Raw records
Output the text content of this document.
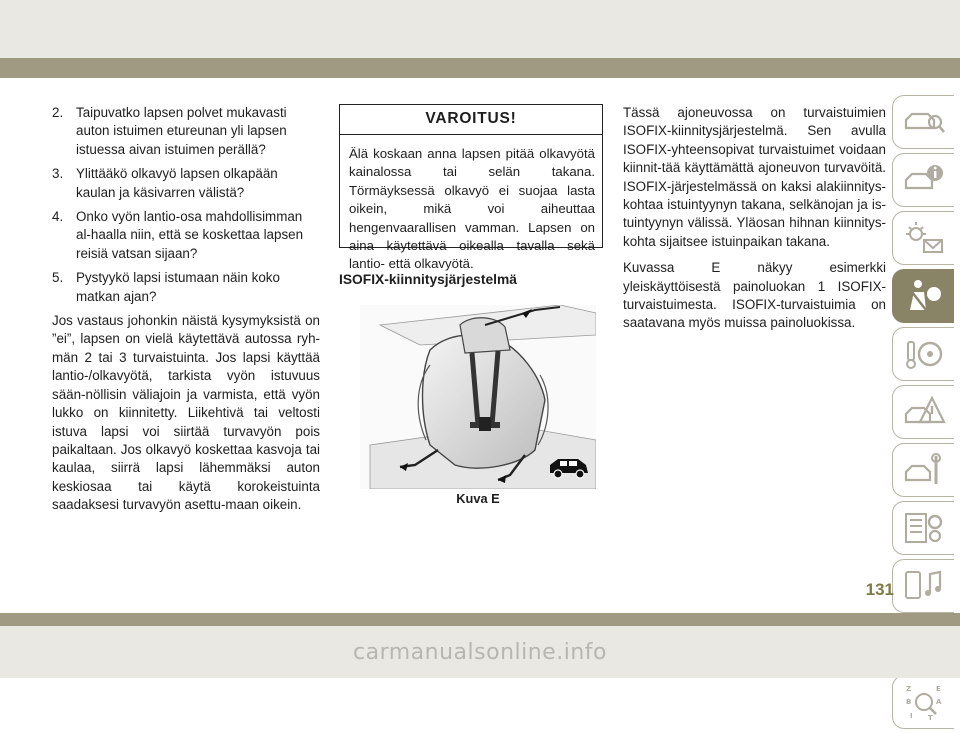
2. Taipuvatko lapsen polvet mukavasti auton istuimen etureunan yli lapsen istuessa aivan istuimen perällä?
3. Ylittääkö olkavyö lapsen olkapään kaulan ja käsivarren välistä?
4. Onko vyön lantio-osa mahdollisimman al-haalla niin, että se koskettaa lapsen reisiä vatsan sijaan?
5. Pystyykö lapsi istumaan näin koko matkan ajan?

Jos vastaus johonkin näistä kysymyksistä on ”ei”, lapsen on vielä käytettävä autossa ryh-män 2 tai 3 turvaistuinta. Jos lapsi käyttää lantio-/olkavyötä, tarkista vyön istuvuus sään-nöllisin väliajoin ja varmista, että vyön lukko on kiinnitetty. Liikehtivä tai veltosti istuva lapsi voi siirtää turvavyön pois paikaltaan. Jos olkavyö koskettaa kasvoja tai kaulaa, siirrä lapsi lähemmäksi auton keskiosaa tai käytä korokeistuinta saadaksesi turvavyön asettu-maan oikein.

VAROITUS!
Älä koskaan anna lapsen pitää olkavyötä kainalossa tai selän takana. Törmäyksessä olkavyö ei suojaa lasta oikein, mikä voi aiheuttaa hengenvaarallisen vamman. Lapsen on aina käytettävä oikealla tavalla sekä lantio- että olkavyötä.
ISOFIX-kiinnitysjärjestelmä
Kuva E

Tässä ajoneuvossa on turvaistuimien ISOFIX-kiinnitysjärjestelmä. Sen avulla ISOFIX-yhteensopivat turvaistuimet voidaan kiinnit-tää käyttämättä ajoneuvon turvavöitä. ISOFIX-järjestelmässä on kaksi alakiinnitys-kohtaa istuintyynyn takana, selkänojan ja is-tuintyynyn välissä. Yläosan hihnan kiinnitys-kohta sijaitsee istuinpaikan takana.

Kuvassa E näkyy esimerkki yleiskäyttöisestä painoluokan 1 ISOFIX-turvaistuimesta. ISOFIX-turvaistuimia on saatavana myös muissa painoluokissa.

Z	E
B	A
I T
131
carmanualsonline.info
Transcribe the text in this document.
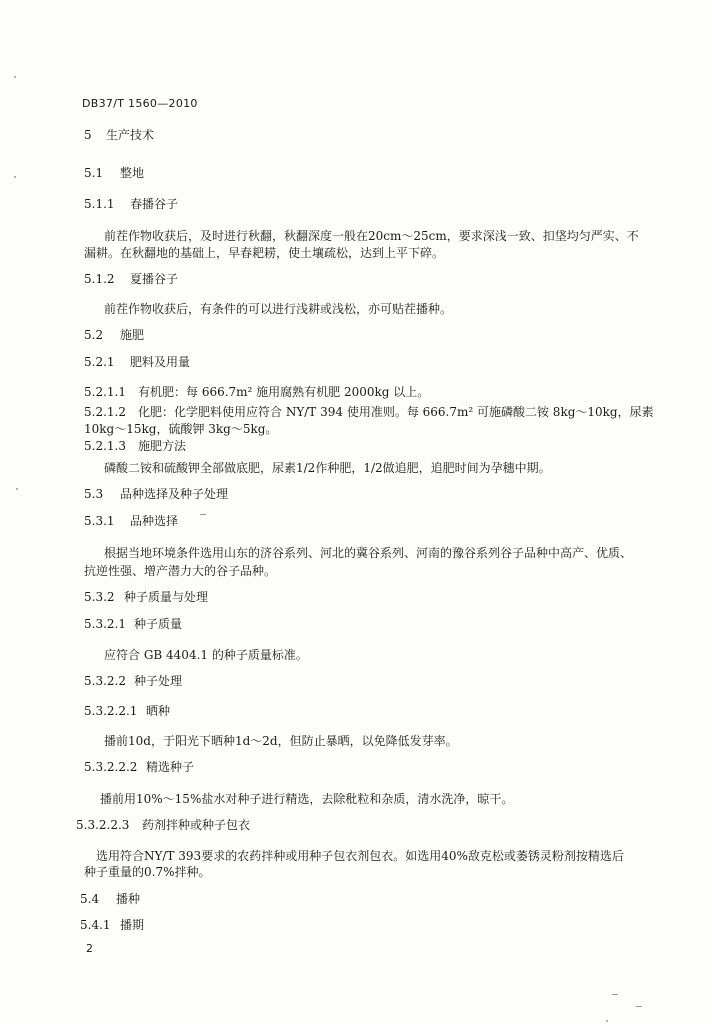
DB37/T 1560—2010
5 生产技术
5.1 整地
5.1.1 春播谷子
前茬作物收获后，及时进行秋翻，秋翻深度一般在20cm～25cm，要求深浅一致、扣垡均匀严实、不
漏耕。在秋翻地的基础上，早春耙耢，使土壤疏松，达到上平下碎。
5.1.2 夏播谷子
前茬作物收获后，有条件的可以进行浅耕或浅松，亦可贴茬播种。
5.2 施肥
5.2.1 肥料及用量
5.2.1.1 有机肥：每 666.7m² 施用腐熟有机肥 2000kg 以上。
5.2.1.2 化肥：化学肥料使用应符合 NY/T 394 使用准则。每 666.7m² 可施磷酸二铵 8kg～10kg，尿素
10kg～15kg，硫酸钾 3kg～5kg。
5.2.1.3 施肥方法
磷酸二铵和硫酸钾全部做底肥，尿素1/2作种肥，1/2做追肥，追肥时间为孕穗中期。
5.3 品种选择及种子处理
5.3.1 品种选择
根据当地环境条件选用山东的济谷系列、河北的冀谷系列、河南的豫谷系列谷子品种中高产、优质、
抗逆性强、增产潜力大的谷子品种。
5.3.2 种子质量与处理
5.3.2.1 种子质量
应符合 GB 4404.1 的种子质量标准。
5.3.2.2 种子处理
5.3.2.2.1 晒种
播前10d，于阳光下晒种1d～2d，但防止暴晒，以免降低发芽率。
5.3.2.2.2 精选种子
播前用10%～15%盐水对种子进行精选，去除秕粒和杂质，清水洗净，晾干。
5.3.2.2.3 药剂拌种或种子包衣
选用符合NY/T 393要求的农药拌种或用种子包衣剂包衣。如选用40%敌克松或萎锈灵粉剂按精选后
种子重量的0.7%拌种。
5.4 播种
5.4.1 播期
2
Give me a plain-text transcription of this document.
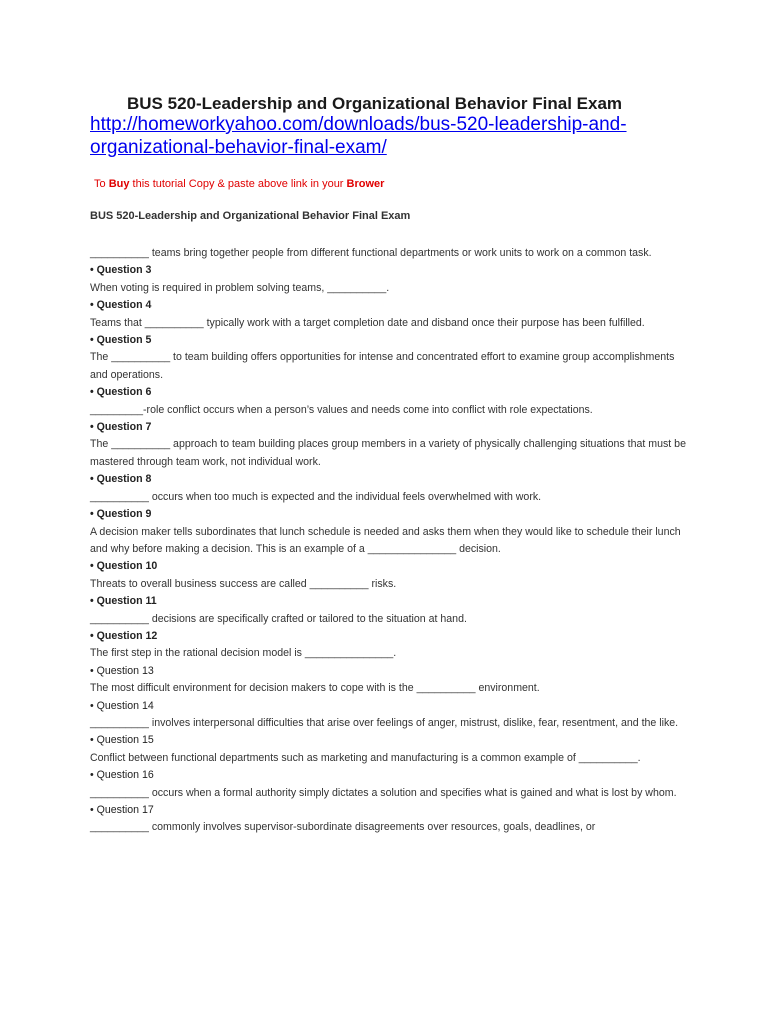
BUS 520-Leadership and Organizational Behavior Final Exam

http://homeworkyahoo.com/downloads/bus-520-leadership-and-
organizational-behavior-final-exam/

To Buy this tutorial Copy & paste above link in your Brower

BUS 520-Leadership and Organizational Behavior Final Exam

__________ teams bring together people from different functional departments or work units to work on a common task.

• Question 3

When voting is required in problem solving teams, __________.

• Question 4

Teams that __________ typically work with a target completion date and disband once their purpose has been fulfilled.

• Question 5

The __________ to team building offers opportunities for intense and concentrated effort to examine group accomplishments and operations.

• Question 6

_________-role conflict occurs when a person’s values and needs come into conflict with role expectations.

• Question 7

The __________ approach to team building places group members in a variety of physically challenging situations that must be mastered through team work, not individual work.

• Question 8

__________ occurs when too much is expected and the individual feels overwhelmed with work.

• Question 9

A decision maker tells subordinates that lunch schedule is needed and asks them when they would like to schedule their lunch and why before making a decision. This is an example of a _______________ decision.

• Question 10

Threats to overall business success are called __________ risks.

• Question 11

__________ decisions are specifically crafted or tailored to the situation at hand.

• Question 12

The first step in the rational decision model is _______________.

• Question 13

The most difficult environment for decision makers to cope with is the __________ environment.

• Question 14

__________ involves interpersonal difficulties that arise over feelings of anger, mistrust, dislike, fear, resentment, and the like.

• Question 15

Conflict between functional departments such as marketing and manufacturing is a common example of __________.

• Question 16

__________ occurs when a formal authority simply dictates a solution and specifies what is gained and what is lost by whom.

• Question 17

__________ commonly involves supervisor-subordinate disagreements over resources, goals, deadlines, or
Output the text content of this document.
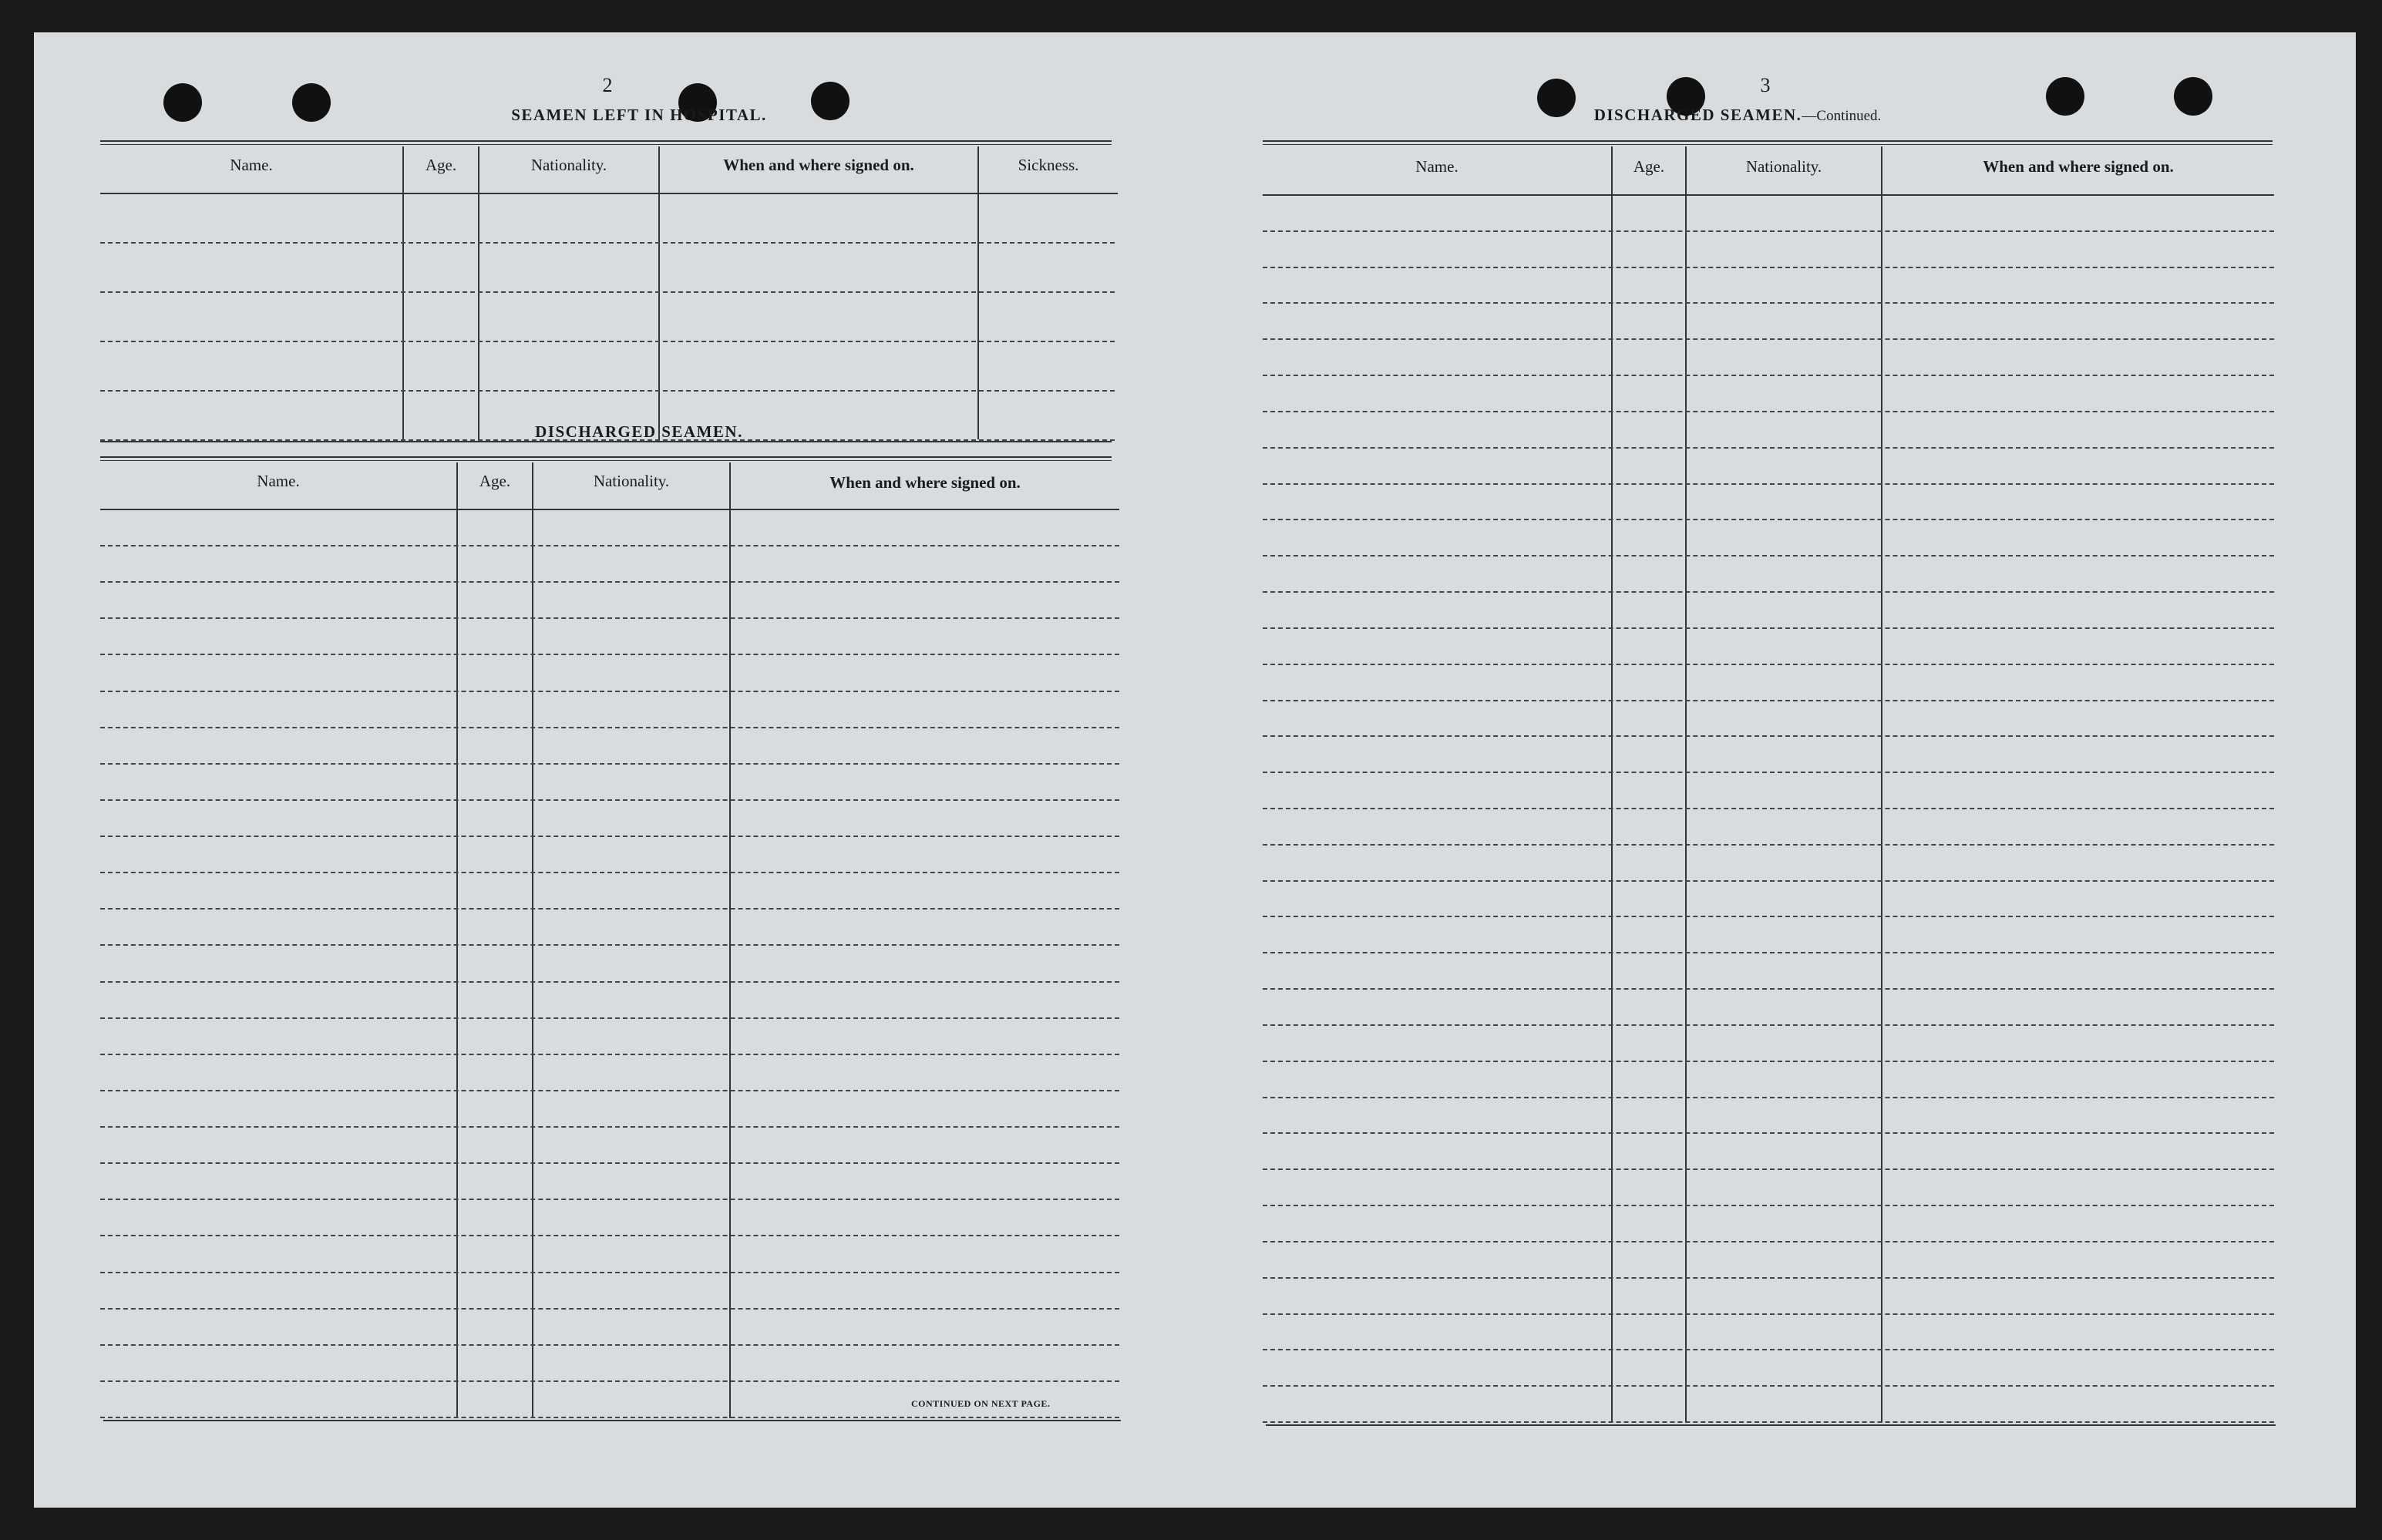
2
SEAMEN LEFT IN HOSPITAL.
Name.	Age.	Nationality.	When and where signed on.	Sickness.
DISCHARGED SEAMEN.
Name.	Age.	Nationality.	When and where signed on.
CONTINUED ON NEXT PAGE.
3
DISCHARGED SEAMEN.—Continued.
Name.	Age.	Nationality.	When and where signed on.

## WHAT THE TASK REQUIRES
From the material, report only how many lines include the word "with".

## RESPONSE
4